EXERCISE AIM: Search the records for the word "Flow" and report each line that has it.
◆ ◆ ◆
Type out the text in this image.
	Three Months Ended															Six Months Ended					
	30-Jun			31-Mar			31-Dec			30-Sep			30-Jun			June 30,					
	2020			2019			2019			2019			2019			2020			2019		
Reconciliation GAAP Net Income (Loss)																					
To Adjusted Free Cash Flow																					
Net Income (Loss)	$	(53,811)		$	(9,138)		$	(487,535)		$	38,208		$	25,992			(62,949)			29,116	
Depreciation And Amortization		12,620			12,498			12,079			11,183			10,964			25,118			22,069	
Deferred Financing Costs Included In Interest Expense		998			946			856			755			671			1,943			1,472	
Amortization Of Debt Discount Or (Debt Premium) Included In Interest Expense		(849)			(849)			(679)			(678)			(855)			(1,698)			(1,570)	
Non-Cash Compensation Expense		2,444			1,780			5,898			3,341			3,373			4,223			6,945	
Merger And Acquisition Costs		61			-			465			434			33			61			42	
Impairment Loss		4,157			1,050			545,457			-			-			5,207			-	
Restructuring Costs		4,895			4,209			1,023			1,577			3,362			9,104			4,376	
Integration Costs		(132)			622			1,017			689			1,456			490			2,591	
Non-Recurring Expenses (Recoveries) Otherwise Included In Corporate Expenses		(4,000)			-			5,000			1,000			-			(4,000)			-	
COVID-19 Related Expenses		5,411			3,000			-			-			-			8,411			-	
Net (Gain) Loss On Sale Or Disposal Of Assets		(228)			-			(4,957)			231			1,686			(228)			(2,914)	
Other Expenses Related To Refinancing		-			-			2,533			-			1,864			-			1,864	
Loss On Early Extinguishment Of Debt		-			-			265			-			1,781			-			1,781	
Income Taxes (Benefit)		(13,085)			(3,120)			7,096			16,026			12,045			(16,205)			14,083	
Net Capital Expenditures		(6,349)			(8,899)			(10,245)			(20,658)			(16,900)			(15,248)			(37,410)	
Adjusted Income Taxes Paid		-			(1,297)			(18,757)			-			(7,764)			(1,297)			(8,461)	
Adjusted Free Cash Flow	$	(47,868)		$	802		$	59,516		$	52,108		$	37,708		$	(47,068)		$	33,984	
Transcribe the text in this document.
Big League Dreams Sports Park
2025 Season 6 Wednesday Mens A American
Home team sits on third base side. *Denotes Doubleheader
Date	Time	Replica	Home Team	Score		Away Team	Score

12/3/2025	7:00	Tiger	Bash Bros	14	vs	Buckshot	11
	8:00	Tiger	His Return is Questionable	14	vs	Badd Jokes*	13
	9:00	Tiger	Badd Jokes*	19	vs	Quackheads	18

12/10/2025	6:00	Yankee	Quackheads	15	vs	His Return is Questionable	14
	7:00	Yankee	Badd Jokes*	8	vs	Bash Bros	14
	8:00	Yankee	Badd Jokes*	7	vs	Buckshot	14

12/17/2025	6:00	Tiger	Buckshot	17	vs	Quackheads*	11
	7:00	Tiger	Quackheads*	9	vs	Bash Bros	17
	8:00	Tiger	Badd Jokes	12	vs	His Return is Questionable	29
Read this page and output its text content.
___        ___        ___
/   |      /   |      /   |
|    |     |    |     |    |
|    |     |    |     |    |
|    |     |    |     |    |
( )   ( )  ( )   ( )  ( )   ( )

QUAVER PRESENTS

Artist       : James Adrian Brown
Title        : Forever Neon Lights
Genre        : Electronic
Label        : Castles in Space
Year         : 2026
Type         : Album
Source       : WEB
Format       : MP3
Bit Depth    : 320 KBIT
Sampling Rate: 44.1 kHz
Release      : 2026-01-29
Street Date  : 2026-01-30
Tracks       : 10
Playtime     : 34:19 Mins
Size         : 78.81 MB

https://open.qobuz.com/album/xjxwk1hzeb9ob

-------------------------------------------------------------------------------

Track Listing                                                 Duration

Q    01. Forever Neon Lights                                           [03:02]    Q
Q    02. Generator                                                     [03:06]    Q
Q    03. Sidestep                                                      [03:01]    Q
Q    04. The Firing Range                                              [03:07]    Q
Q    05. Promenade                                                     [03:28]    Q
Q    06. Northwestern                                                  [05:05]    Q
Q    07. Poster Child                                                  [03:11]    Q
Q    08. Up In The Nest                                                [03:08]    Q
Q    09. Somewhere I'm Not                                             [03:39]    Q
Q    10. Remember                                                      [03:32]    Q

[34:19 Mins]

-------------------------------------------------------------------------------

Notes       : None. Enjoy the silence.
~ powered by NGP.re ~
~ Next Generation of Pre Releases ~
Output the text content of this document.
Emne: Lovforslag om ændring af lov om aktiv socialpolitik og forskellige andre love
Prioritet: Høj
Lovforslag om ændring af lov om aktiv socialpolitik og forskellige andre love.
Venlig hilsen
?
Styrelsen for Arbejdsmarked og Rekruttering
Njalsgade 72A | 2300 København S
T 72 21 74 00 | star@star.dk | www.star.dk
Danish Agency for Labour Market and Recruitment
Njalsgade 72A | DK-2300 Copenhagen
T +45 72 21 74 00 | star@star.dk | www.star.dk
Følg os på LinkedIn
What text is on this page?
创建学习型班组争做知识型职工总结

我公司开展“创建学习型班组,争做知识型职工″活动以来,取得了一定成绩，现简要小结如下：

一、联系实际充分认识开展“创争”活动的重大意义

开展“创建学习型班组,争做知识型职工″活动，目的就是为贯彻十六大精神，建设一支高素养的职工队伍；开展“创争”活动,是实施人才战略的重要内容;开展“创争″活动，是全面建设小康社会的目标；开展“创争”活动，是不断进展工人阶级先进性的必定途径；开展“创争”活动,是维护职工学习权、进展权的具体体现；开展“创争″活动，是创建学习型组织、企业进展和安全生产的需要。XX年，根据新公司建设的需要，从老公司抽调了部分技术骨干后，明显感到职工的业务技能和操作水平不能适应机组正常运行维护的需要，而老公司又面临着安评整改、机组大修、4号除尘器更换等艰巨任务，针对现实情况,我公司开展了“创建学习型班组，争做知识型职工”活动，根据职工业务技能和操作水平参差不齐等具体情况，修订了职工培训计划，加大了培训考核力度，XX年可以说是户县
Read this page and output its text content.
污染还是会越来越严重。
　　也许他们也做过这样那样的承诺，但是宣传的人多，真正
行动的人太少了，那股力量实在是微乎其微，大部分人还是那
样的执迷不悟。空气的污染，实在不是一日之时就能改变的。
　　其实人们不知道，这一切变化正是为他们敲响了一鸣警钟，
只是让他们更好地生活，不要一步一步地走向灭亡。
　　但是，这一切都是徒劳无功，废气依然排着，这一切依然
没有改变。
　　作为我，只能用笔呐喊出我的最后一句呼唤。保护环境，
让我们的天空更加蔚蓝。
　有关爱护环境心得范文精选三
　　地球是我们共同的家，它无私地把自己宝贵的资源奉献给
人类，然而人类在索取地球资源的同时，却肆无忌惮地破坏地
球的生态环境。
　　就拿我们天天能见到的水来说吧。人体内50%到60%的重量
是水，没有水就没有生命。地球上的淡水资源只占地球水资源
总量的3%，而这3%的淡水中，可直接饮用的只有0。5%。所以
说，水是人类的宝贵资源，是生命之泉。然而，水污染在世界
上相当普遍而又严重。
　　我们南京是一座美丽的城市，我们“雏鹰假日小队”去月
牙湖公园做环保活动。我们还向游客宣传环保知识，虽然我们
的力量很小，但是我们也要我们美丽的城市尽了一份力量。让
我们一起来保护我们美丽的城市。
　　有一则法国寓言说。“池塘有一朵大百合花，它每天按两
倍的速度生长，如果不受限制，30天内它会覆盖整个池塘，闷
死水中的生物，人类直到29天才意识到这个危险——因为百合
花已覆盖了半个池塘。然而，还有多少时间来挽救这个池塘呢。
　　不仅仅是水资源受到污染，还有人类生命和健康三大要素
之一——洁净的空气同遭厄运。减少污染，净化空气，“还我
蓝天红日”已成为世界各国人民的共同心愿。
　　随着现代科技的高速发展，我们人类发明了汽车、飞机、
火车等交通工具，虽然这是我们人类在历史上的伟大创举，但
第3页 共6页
◆ ◆ ◆
FINISHED TASK:
To Adjusted Free Cash Flow																					
Adjusted Free Cash Flow	$	(47,868)		$	802		$	59,516		$	52,108		$	37,708		$	(47,068)		$	33,984	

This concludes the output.